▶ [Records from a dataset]
##########

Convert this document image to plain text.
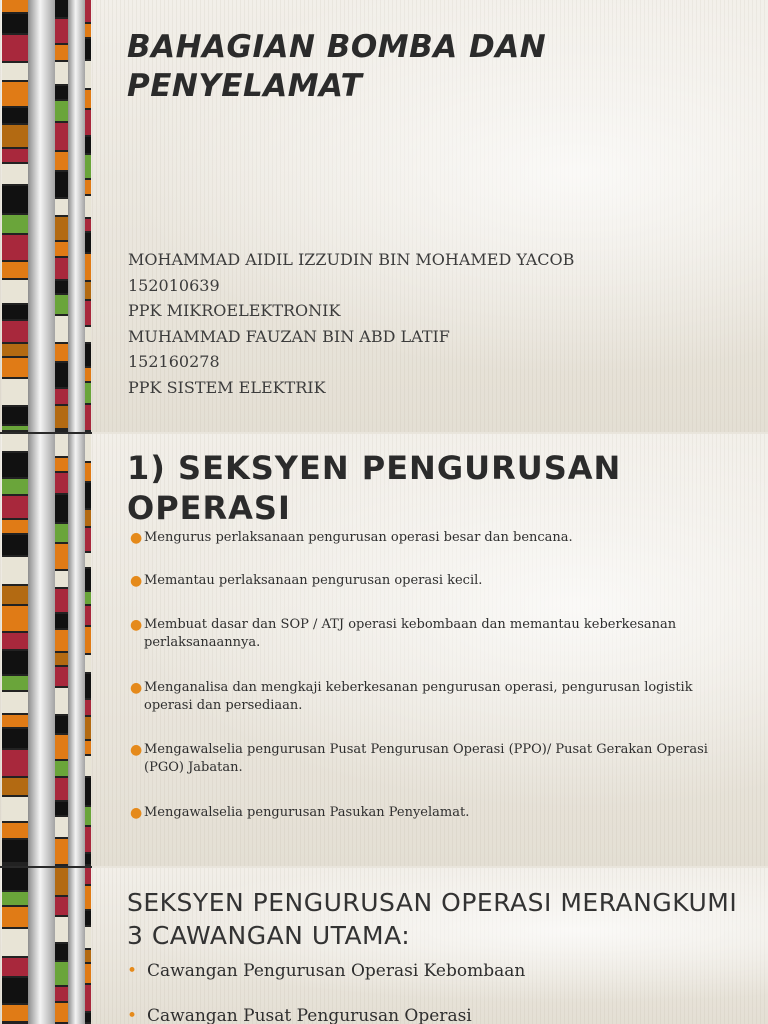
BAHAGIAN BOMBA DAN PENYELAMAT
MOHAMMAD AIDIL IZZUDIN BIN MOHAMED YACOB
152010639
PPK MIKROELEKTRONIK
MUHAMMAD FAUZAN BIN ABD LATIF
152160278
PPK SISTEM ELEKTRIK
1) SEKSYEN PENGURUSAN OPERASI
● Mengurus perlaksanaan pengurusan operasi besar dan bencana.
● Memantau perlaksanaan pengurusan operasi kecil.
● Membuat dasar dan SOP / ATJ operasi kebombaan dan memantau keberkesanan perlaksanaannya.
● Menganalisa dan mengkaji keberkesanan pengurusan operasi, pengurusan logistik operasi dan persediaan.
● Mengawalselia pengurusan Pusat Pengurusan Operasi (PPO)/ Pusat Gerakan Operasi (PGO) Jabatan.
● Mengawalselia pengurusan Pasukan Penyelamat.
SEKSYEN PENGURUSAN OPERASI MERANGKUMI 3 CAWANGAN UTAMA:
• Cawangan Pengurusan Operasi Kebombaan
• Cawangan Pusat Pengurusan Operasi
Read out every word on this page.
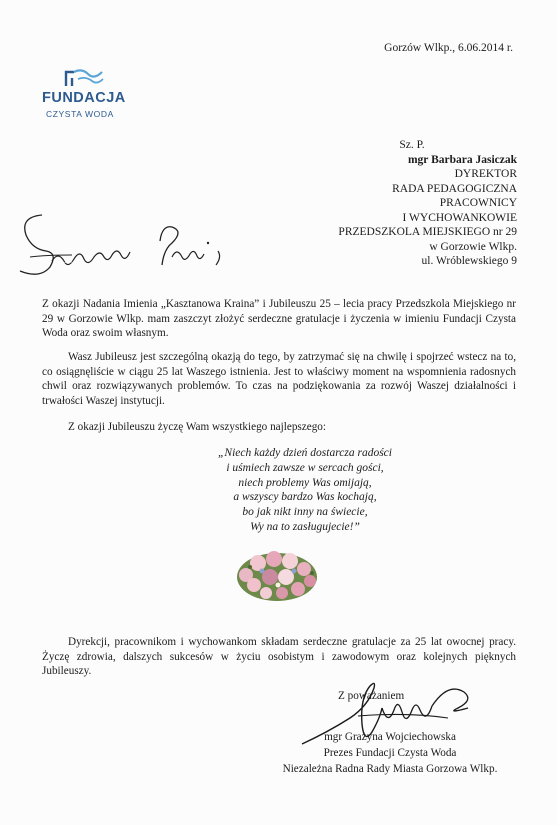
Gorzów Wlkp., 6.06.2014 r.
FUNDACJA
CZYSTA WODA
Sz. P.
mgr Barbara Jasiczak
DYREKTOR
RADA PEDAGOGICZNA
PRACOWNICY
I WYCHOWANKOWIE
PRZEDSZKOLA MIEJSKIEGO nr 29
w Gorzowie Wlkp.
ul. Wróblewskiego 9
Szanowna Pani,
Z okazji Nadania Imienia „Kasztanowa Kraina” i Jubileuszu 25 – lecia pracy Przedszkola Miejskiego nr 29 w Gorzowie Wlkp. mam zaszczyt złożyć serdeczne gratulacje i życzenia w imieniu Fundacji Czysta Woda oraz swoim własnym.
Wasz Jubileusz jest szczególną okazją do tego, by zatrzymać się na chwilę i spojrzeć wstecz na to, co osiągnęliście w ciągu 25 lat Waszego istnienia. Jest to właściwy moment na wspomnienia radosnych chwil oraz rozwiązywanych problemów. To czas na podziękowania za rozwój Waszej działalności i trwałości Waszej instytucji.
Z okazji Jubileuszu życzę Wam wszystkiego najlepszego:
„Niech każdy dzień dostarcza radości
i uśmiech zawsze w sercach gości,
niech problemy Was omijają,
a wszyscy bardzo Was kochają,
bo jak nikt inny na świecie,
Wy na to zasługujecie!”
Dyrekcji, pracownikom i wychowankom składam serdeczne gratulacje za 25 lat owocnej pracy. Życzę zdrowia, dalszych sukcesów w życiu osobistym i zawodowym oraz kolejnych pięknych Jubileuszy.
Z poważaniem
mgr Grażyna Wojciechowska
Prezes Fundacji Czysta Woda
Niezależna Radna Rady Miasta Gorzowa Wlkp.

##########

Every entry must be reproduced exactly, with the images left out.

Convert this document image to plain text.
BAHAGIAN BOMBA DAN PENYELAMAT
MOHAMMAD AIDIL IZZUDIN BIN MOHAMED YACOB
152010639
PPK MIKROELEKTRONIK
MUHAMMAD FAUZAN BIN ABD LATIF
152160278
PPK SISTEM ELEKTRIK
1) SEKSYEN PENGURUSAN OPERASI
● Mengurus perlaksanaan pengurusan operasi besar dan bencana.
● Memantau perlaksanaan pengurusan operasi kecil.
● Membuat dasar dan SOP / ATJ operasi kebombaan dan memantau keberkesanan perlaksanaannya.
● Menganalisa dan mengkaji keberkesanan pengurusan operasi, pengurusan logistik operasi dan persediaan.
● Mengawalselia pengurusan Pusat Pengurusan Operasi (PPO)/ Pusat Gerakan Operasi (PGO) Jabatan.
● Mengawalselia pengurusan Pasukan Penyelamat.
SEKSYEN PENGURUSAN OPERASI MERANGKUMI 3 CAWANGAN UTAMA:
• Cawangan Pengurusan Operasi Kebombaan
• Cawangan Pusat Pengurusan Operasi
Read out every word on this page.
Gorzów Wlkp., 6.06.2014 r.
FUNDACJA
CZYSTA WODA
Sz. P.
mgr Barbara Jasiczak
DYREKTOR
RADA PEDAGOGICZNA
PRACOWNICY
I WYCHOWANKOWIE
PRZEDSZKOLA MIEJSKIEGO nr 29
w Gorzowie Wlkp.
ul. Wróblewskiego 9
Szanowna Pani,
Z okazji Nadania Imienia „Kasztanowa Kraina” i Jubileuszu 25 – lecia pracy Przedszkola Miejskiego nr 29 w Gorzowie Wlkp. mam zaszczyt złożyć serdeczne gratulacje i życzenia w imieniu Fundacji Czysta Woda oraz swoim własnym.
Wasz Jubileusz jest szczególną okazją do tego, by zatrzymać się na chwilę i spojrzeć wstecz na to, co osiągnęliście w ciągu 25 lat Waszego istnienia. Jest to właściwy moment na wspomnienia radosnych chwil oraz rozwiązywanych problemów. To czas na podziękowania za rozwój Waszej działalności i trwałości Waszej instytucji.
Z okazji Jubileuszu życzę Wam wszystkiego najlepszego:
„Niech każdy dzień dostarcza radości
i uśmiech zawsze w sercach gości,
niech problemy Was omijają,
a wszyscy bardzo Was kochają,
bo jak nikt inny na świecie,
Wy na to zasługujecie!”
Dyrekcji, pracownikom i wychowankom składam serdeczne gratulacje za 25 lat owocnej pracy. Życzę zdrowia, dalszych sukcesów w życiu osobistym i zawodowym oraz kolejnych pięknych Jubileuszy.
Z poważaniem
mgr Grażyna Wojciechowska
Prezes Fundacji Czysta Woda
Niezależna Radna Rady Miasta Gorzowa Wlkp.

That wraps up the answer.